**WORK INSTRUCTIONS:** Reproduce the records verbatim from their first line through the line containing "- detail-departure-place-line1: Αθήνα Ελ.: [412, 231, 464, 243]", both ends included.

**THE INPUT:**
==================================================

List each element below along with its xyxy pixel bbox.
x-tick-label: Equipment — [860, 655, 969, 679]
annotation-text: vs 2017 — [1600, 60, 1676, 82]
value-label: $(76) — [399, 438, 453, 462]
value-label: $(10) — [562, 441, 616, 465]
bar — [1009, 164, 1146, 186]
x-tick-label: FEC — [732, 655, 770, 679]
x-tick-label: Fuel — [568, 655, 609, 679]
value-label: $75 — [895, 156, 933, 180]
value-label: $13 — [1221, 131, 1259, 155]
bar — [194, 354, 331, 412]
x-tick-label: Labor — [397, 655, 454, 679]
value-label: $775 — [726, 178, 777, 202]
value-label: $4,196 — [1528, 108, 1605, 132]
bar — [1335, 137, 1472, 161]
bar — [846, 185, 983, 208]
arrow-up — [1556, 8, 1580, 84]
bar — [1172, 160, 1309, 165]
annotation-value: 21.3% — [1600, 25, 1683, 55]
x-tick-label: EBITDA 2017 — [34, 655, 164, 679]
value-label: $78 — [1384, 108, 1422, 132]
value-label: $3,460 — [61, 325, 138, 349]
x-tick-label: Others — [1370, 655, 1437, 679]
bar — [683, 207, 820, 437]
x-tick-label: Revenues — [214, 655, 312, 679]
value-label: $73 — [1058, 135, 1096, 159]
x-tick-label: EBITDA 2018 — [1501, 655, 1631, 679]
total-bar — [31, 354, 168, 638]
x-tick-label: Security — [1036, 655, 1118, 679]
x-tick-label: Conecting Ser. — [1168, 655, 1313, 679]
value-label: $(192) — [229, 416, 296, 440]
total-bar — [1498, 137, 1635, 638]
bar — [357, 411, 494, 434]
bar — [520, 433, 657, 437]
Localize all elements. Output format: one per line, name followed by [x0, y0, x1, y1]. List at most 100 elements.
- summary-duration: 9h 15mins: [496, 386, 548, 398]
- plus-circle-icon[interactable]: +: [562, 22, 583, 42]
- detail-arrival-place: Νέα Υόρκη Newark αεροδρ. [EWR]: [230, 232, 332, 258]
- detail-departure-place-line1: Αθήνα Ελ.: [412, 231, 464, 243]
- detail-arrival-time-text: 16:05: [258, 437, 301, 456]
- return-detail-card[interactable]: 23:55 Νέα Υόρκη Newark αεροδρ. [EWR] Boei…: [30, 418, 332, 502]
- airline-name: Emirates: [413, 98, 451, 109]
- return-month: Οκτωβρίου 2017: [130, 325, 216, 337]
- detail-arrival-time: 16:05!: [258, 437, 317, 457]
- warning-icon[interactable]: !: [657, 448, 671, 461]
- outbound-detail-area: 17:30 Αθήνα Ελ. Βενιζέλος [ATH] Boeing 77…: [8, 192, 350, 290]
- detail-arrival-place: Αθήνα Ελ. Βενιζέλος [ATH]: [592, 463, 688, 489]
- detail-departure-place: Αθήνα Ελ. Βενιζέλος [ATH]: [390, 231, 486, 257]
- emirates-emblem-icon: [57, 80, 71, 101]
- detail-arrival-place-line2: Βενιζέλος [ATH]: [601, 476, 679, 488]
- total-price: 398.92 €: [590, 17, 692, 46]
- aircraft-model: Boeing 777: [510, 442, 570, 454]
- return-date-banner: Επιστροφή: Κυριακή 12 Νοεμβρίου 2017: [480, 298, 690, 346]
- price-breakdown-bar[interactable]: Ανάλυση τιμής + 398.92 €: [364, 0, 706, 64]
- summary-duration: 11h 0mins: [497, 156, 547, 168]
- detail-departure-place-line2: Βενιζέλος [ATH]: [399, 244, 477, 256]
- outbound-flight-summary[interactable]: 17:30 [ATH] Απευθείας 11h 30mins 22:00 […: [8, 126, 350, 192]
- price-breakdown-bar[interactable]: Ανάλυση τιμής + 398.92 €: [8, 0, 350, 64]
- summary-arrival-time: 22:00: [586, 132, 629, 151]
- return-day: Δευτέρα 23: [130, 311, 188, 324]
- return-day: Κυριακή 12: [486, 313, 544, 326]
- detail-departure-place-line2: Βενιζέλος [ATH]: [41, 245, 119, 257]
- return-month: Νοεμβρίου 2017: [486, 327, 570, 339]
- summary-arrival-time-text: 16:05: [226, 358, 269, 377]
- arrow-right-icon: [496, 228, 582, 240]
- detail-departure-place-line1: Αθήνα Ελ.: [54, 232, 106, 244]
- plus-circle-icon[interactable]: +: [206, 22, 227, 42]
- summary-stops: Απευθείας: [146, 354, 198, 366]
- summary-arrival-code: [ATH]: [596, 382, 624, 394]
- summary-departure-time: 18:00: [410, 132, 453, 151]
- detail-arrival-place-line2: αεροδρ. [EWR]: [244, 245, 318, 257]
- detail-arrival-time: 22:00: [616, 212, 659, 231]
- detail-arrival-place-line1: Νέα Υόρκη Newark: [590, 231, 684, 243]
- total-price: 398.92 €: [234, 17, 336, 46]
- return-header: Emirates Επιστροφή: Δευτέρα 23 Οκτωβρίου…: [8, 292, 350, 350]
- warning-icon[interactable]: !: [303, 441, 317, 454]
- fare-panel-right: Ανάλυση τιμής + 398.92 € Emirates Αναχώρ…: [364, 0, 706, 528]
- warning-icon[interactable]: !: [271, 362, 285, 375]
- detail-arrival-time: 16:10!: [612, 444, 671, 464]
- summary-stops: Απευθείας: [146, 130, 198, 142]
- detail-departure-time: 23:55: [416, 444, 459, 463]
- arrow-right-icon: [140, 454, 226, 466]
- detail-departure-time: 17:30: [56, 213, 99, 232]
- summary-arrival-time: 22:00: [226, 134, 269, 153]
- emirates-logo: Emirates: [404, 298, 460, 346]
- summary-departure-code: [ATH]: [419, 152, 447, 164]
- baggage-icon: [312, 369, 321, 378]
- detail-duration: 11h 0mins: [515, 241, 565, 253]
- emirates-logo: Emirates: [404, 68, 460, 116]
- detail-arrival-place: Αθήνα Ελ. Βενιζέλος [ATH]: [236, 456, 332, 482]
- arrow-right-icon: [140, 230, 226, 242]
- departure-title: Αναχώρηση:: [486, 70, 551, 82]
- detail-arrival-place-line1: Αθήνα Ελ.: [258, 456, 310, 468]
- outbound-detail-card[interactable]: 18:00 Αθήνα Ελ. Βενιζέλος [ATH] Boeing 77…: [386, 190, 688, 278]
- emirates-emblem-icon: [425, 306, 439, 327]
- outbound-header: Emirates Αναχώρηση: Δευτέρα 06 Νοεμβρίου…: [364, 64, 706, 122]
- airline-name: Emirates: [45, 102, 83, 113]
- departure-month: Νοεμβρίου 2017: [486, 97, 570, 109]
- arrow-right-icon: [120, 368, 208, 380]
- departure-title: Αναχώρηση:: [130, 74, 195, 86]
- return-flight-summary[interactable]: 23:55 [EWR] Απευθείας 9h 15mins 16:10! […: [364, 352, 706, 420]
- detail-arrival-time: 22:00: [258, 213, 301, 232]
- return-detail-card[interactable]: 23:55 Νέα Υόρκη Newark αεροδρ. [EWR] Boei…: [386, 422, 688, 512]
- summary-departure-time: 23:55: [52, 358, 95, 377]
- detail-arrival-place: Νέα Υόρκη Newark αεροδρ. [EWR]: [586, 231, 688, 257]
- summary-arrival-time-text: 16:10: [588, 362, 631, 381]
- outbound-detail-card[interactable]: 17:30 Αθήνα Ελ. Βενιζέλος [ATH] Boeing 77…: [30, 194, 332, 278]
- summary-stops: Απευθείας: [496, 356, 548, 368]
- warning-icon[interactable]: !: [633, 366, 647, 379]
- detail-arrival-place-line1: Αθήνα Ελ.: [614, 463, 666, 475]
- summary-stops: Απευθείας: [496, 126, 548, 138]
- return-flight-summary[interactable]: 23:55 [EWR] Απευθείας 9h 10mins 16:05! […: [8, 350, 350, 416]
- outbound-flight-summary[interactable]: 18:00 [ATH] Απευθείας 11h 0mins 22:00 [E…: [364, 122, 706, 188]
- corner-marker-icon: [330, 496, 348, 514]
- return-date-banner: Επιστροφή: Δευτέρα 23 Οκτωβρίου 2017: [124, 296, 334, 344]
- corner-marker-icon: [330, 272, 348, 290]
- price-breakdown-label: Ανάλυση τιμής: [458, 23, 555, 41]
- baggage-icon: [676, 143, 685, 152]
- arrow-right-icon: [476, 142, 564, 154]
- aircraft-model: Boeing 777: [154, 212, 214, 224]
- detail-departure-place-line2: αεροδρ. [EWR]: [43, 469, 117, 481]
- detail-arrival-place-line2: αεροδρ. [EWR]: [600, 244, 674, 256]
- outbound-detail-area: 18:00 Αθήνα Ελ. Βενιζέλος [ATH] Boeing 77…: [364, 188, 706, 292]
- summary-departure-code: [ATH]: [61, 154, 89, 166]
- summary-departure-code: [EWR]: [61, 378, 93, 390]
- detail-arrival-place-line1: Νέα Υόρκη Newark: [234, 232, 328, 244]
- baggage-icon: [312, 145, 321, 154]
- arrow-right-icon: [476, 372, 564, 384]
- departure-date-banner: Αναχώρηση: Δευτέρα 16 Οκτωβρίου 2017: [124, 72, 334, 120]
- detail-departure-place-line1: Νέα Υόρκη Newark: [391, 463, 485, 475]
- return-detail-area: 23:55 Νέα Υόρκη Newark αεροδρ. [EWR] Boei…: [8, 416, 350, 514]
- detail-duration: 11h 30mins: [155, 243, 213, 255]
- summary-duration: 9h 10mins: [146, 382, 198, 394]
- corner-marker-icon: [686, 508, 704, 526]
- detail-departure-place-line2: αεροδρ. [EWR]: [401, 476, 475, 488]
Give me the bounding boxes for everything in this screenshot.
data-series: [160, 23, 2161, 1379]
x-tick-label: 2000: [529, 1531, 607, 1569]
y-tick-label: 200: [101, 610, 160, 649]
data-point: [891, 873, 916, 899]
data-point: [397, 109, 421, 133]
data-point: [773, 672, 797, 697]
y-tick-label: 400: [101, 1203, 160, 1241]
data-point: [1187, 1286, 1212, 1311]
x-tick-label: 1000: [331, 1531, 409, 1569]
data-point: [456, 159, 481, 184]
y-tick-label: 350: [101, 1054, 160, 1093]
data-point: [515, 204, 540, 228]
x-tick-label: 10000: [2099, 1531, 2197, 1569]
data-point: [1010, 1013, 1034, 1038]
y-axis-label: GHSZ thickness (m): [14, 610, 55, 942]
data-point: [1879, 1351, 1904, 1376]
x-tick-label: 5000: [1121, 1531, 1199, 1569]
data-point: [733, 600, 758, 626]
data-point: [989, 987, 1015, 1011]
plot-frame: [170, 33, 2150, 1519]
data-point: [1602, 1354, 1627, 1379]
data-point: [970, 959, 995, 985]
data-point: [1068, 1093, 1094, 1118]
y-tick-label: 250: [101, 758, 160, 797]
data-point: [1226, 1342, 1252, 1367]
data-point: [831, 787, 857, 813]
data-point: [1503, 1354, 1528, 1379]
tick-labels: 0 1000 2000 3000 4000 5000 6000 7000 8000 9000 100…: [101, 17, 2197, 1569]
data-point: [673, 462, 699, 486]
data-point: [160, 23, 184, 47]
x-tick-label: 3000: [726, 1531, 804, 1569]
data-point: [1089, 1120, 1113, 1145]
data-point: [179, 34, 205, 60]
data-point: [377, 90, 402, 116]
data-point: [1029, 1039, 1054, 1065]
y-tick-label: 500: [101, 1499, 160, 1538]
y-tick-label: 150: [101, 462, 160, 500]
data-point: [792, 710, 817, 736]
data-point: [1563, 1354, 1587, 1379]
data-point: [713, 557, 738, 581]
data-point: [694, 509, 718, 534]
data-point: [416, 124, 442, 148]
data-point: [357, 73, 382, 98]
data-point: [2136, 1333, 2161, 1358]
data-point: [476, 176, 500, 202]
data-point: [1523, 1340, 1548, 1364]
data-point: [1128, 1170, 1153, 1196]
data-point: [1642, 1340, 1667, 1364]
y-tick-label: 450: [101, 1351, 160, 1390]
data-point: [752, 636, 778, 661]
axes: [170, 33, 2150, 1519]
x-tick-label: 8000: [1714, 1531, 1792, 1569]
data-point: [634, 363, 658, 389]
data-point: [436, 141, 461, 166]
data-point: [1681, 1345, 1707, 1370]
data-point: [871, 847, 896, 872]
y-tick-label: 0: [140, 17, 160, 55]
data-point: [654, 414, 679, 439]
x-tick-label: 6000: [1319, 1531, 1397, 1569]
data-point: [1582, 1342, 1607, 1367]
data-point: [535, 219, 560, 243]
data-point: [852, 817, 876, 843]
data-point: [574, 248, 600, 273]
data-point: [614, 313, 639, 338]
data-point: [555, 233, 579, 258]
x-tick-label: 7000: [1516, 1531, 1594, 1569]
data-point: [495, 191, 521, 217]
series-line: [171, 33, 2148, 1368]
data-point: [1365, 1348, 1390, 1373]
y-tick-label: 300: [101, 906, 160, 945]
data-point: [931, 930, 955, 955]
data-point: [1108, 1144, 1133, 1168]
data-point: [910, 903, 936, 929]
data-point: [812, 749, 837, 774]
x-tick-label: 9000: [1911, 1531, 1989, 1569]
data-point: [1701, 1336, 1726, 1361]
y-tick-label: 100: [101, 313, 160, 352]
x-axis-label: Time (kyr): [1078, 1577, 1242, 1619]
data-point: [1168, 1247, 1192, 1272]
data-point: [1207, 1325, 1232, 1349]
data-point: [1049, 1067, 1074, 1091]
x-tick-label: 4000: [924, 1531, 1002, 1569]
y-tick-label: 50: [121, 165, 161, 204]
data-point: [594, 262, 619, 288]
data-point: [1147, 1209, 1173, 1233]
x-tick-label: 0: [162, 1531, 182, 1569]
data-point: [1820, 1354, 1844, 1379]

==================================================

**SOLUTION:**
List each element below along with its xyxy pixel bbox.
x-tick-label: Equipment — [860, 655, 969, 679]
annotation-text: vs 2017 — [1600, 60, 1676, 82]
value-label: $(76) — [399, 438, 453, 462]
value-label: $(10) — [562, 441, 616, 465]
bar — [1009, 164, 1146, 186]
x-tick-label: FEC — [732, 655, 770, 679]
x-tick-label: Fuel — [568, 655, 609, 679]
value-label: $75 — [895, 156, 933, 180]
value-label: $13 — [1221, 131, 1259, 155]
bar — [194, 354, 331, 412]
x-tick-label: Labor — [397, 655, 454, 679]
value-label: $775 — [726, 178, 777, 202]
value-label: $4,196 — [1528, 108, 1605, 132]
bar — [1335, 137, 1472, 161]
bar — [846, 185, 983, 208]
arrow-up — [1556, 8, 1580, 84]
bar — [1172, 160, 1309, 165]
annotation-value: 21.3% — [1600, 25, 1683, 55]
x-tick-label: EBITDA 2017 — [34, 655, 164, 679]
value-label: $78 — [1384, 108, 1422, 132]
value-label: $3,460 — [61, 325, 138, 349]
x-tick-label: Others — [1370, 655, 1437, 679]
bar — [683, 207, 820, 437]
x-tick-label: Revenues — [214, 655, 312, 679]
value-label: $73 — [1058, 135, 1096, 159]
x-tick-label: EBITDA 2018 — [1501, 655, 1631, 679]
total-bar — [31, 354, 168, 638]
x-tick-label: Security — [1036, 655, 1118, 679]
x-tick-label: Conecting Ser. — [1168, 655, 1313, 679]
value-label: $(192) — [229, 416, 296, 440]
total-bar — [1498, 137, 1635, 638]
bar — [357, 411, 494, 434]
bar — [520, 433, 657, 437]
Localize all elements. Output format: one per line, name followed by [x0, y0, x1, y1]. List at most 100 elements.
- summary-duration: 9h 15mins: [496, 386, 548, 398]
- plus-circle-icon[interactable]: +: [562, 22, 583, 42]
- detail-arrival-place: Νέα Υόρκη Newark αεροδρ. [EWR]: [230, 232, 332, 258]
- detail-departure-place-line1: Αθήνα Ελ.: [412, 231, 464, 243]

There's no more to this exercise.